## [WORK TO COMPLETE]
Please write the listing below out again exactly, leaving every picture behind.

Data records:
* * * *
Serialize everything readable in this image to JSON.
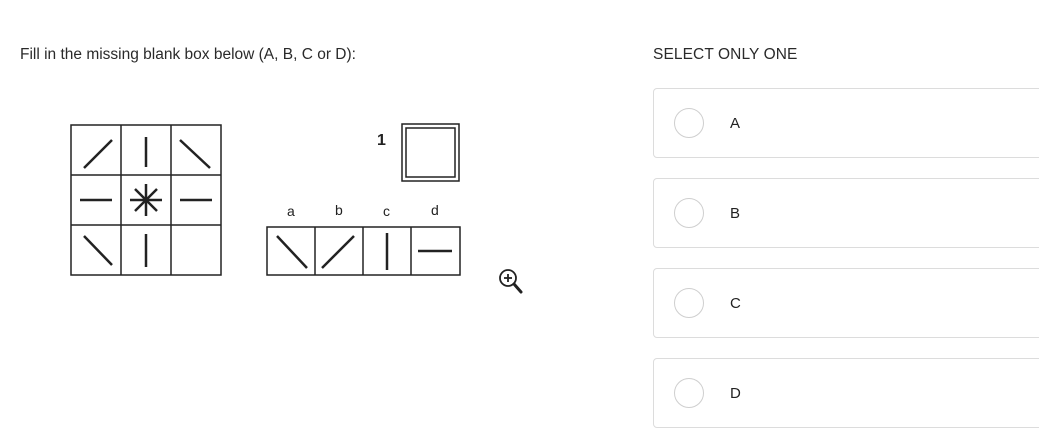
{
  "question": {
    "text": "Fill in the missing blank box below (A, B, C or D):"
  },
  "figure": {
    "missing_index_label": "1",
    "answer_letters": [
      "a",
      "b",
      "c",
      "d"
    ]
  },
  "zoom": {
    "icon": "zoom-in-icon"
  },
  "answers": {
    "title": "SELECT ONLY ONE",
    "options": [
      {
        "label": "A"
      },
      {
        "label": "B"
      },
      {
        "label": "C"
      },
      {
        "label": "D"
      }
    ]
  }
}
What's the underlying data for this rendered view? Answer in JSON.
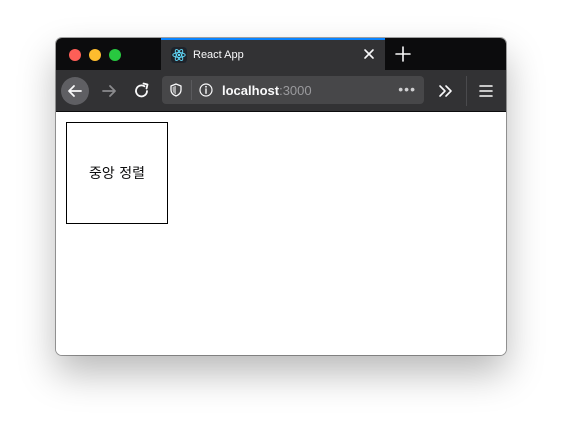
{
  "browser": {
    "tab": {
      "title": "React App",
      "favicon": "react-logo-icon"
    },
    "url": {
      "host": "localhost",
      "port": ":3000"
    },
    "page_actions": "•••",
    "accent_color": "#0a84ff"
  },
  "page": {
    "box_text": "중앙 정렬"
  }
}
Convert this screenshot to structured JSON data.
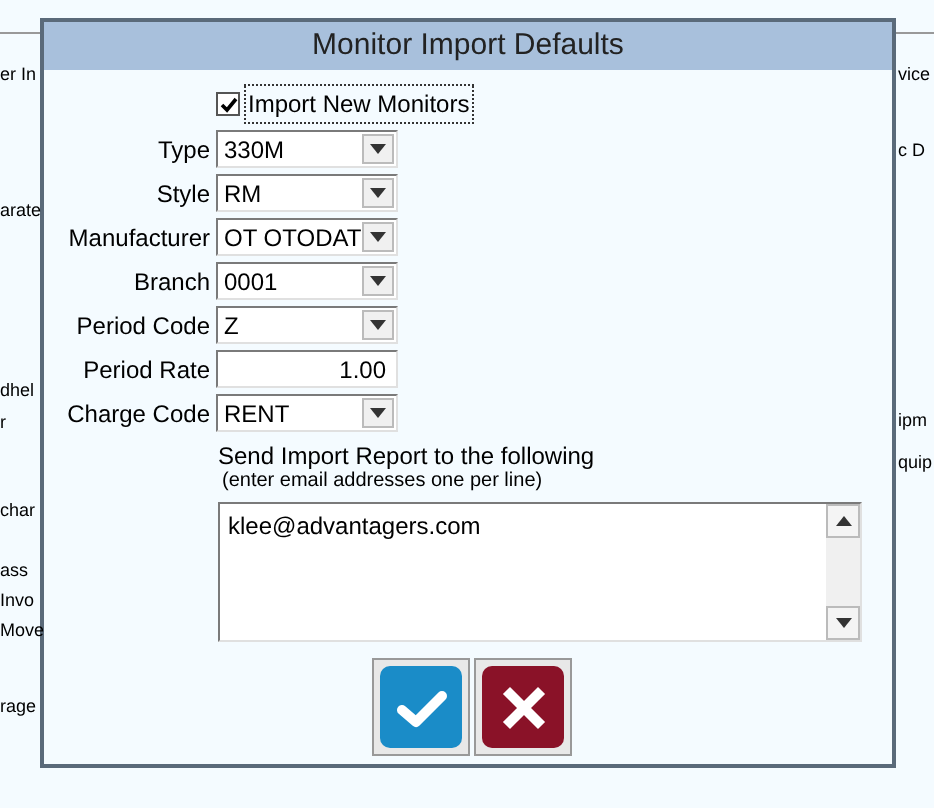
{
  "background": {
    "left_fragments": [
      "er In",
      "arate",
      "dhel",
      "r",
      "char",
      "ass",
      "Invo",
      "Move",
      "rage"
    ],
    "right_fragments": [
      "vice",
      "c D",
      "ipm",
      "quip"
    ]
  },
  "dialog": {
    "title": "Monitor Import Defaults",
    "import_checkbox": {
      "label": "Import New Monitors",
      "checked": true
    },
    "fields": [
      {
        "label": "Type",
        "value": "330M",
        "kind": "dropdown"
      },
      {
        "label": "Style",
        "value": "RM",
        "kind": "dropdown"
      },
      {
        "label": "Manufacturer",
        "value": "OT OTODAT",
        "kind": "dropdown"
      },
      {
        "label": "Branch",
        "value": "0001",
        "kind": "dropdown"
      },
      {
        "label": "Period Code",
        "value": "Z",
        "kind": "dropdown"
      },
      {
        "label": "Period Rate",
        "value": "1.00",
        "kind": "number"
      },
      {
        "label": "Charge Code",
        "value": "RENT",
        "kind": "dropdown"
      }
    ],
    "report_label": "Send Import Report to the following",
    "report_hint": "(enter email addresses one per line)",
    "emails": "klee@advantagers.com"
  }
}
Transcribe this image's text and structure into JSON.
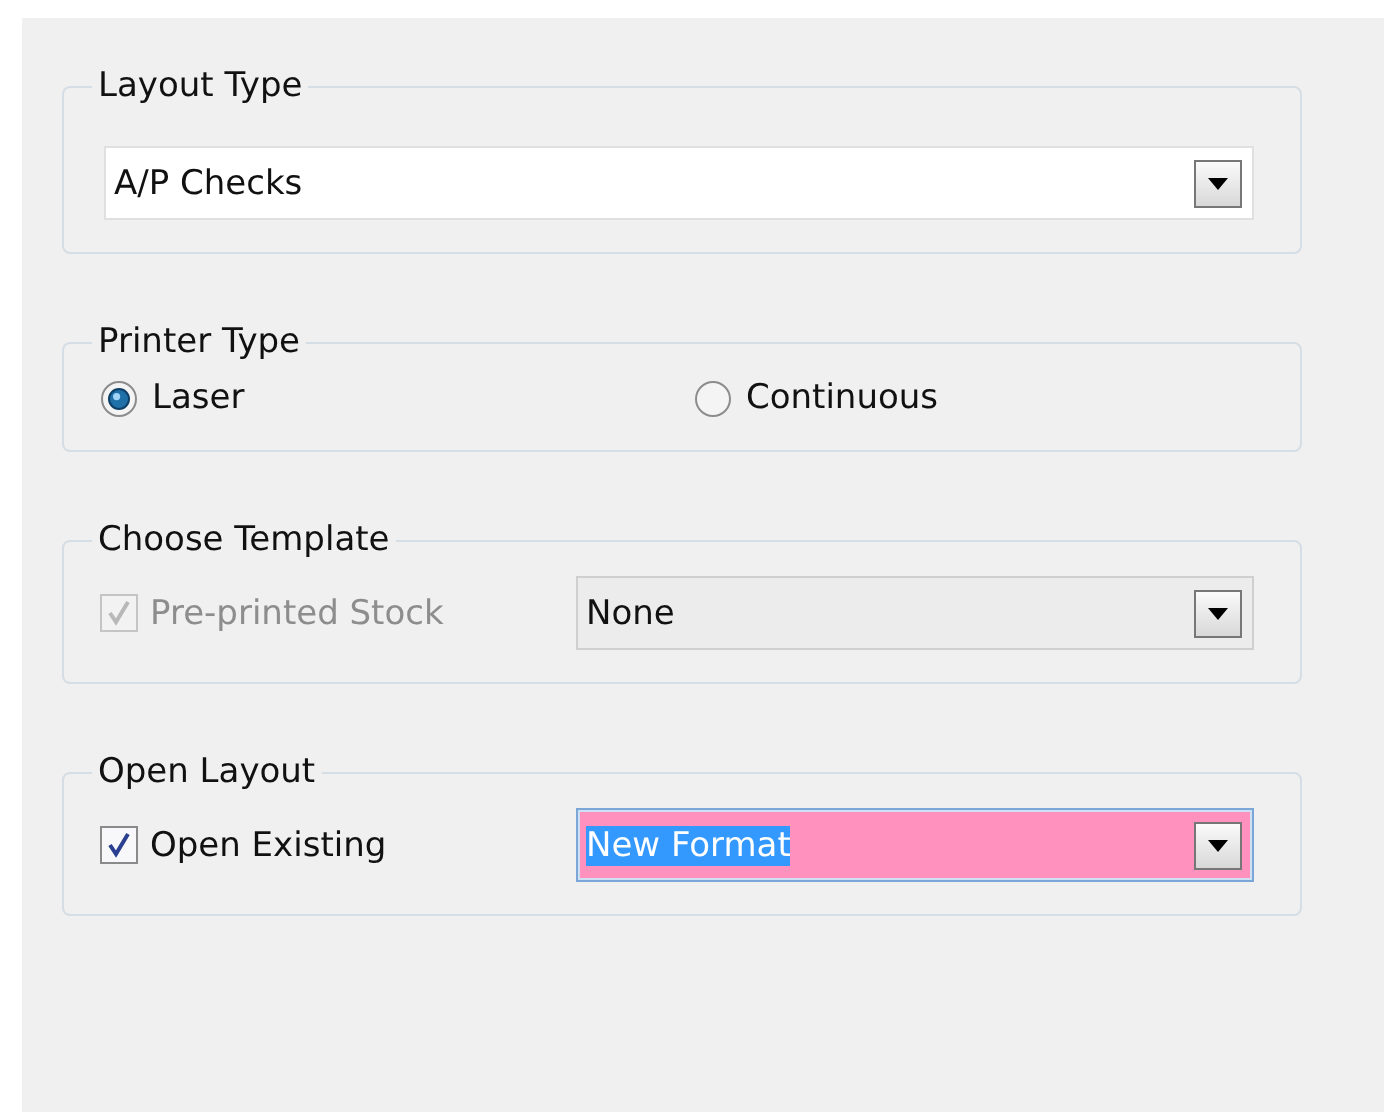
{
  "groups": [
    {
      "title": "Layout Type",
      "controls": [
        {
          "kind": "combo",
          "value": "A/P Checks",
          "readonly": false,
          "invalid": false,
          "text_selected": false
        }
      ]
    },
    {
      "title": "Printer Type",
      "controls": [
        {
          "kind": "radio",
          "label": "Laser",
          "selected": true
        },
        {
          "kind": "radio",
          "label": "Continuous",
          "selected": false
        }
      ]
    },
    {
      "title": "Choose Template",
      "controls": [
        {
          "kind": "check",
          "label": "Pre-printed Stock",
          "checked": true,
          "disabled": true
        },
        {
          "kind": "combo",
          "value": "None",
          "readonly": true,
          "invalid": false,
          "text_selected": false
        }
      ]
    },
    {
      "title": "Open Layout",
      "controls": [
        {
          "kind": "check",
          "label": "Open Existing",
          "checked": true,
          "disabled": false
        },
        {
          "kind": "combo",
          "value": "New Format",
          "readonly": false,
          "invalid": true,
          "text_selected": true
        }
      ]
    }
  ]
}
* * * *
## [TASK ANSWER]
Serialize everything readable in this image to JSON.
{
  "question": {
    "text": "Fill in the missing blank box below (A, B, C or D):"
  },
  "figure": {
    "missing_index_label": "1",
    "answer_letters": [
      "a",
      "b",
      "c",
      "d"
    ]
  },
  "zoom": {
    "icon": "zoom-in-icon"
  },
  "answers": {
    "title": "SELECT ONLY ONE",
    "options": [
      {
        "label": "A"
      },
      {
        "label": "B"
      },
      {
        "label": "C"
      },
      {
        "label": "D"
      }
    ]
  }
}
What's the underlying data for this rendered view? Answer in JSON.
{
  "browser": {
    "tab": {
      "title": "React App",
      "favicon": "react-logo-icon"
    },
    "url": {
      "host": "localhost",
      "port": ":3000"
    },
    "page_actions": "•••",
    "accent_color": "#0a84ff"
  },
  "page": {
    "box_text": "중앙 정렬"
  }
}
Convert this screenshot to structured JSON data.
{
  "background": {
    "left_fragments": [
      "er In",
      "arate",
      "dhel",
      "r",
      "char",
      "ass",
      "Invo",
      "Move",
      "rage"
    ],
    "right_fragments": [
      "vice",
      "c D",
      "ipm",
      "quip"
    ]
  },
  "dialog": {
    "title": "Monitor Import Defaults",
    "import_checkbox": {
      "label": "Import New Monitors",
      "checked": true
    },
    "fields": [
      {
        "label": "Type",
        "value": "330M",
        "kind": "dropdown"
      },
      {
        "label": "Style",
        "value": "RM",
        "kind": "dropdown"
      },
      {
        "label": "Manufacturer",
        "value": "OT OTODAT",
        "kind": "dropdown"
      },
      {
        "label": "Branch",
        "value": "0001",
        "kind": "dropdown"
      },
      {
        "label": "Period Code",
        "value": "Z",
        "kind": "dropdown"
      },
      {
        "label": "Period Rate",
        "value": "1.00",
        "kind": "number"
      },
      {
        "label": "Charge Code",
        "value": "RENT",
        "kind": "dropdown"
      }
    ],
    "report_label": "Send Import Report to the following",
    "report_hint": "(enter email addresses one per line)",
    "emails": "klee@advantagers.com"
  }
}
Transcribe this image's text and structure into JSON.
{
  "groups": [
    {
      "title": "Layout Type",
      "controls": [
        {
          "kind": "combo",
          "value": "A/P Checks",
          "readonly": false,
          "invalid": false,
          "text_selected": false
        }
      ]
    },
    {
      "title": "Printer Type",
      "controls": [
        {
          "kind": "radio",
          "label": "Laser",
          "selected": true
        },
        {
          "kind": "radio",
          "label": "Continuous",
          "selected": false
        }
      ]
    },
    {
      "title": "Choose Template",
      "controls": [
        {
          "kind": "check",
          "label": "Pre-printed Stock",
          "checked": true,
          "disabled": true
        },
        {
          "kind": "combo",
          "value": "None",
          "readonly": true,
          "invalid": false,
          "text_selected": false
        }
      ]
    },
    {
      "title": "Open Layout",
      "controls": [
        {
          "kind": "check",
          "label": "Open Existing",
          "checked": true,
          "disabled": false
        },
        {
          "kind": "combo",
          "value": "New Format",
          "readonly": false,
          "invalid": true,
          "text_selected": true
        }
      ]
    }
  ]
}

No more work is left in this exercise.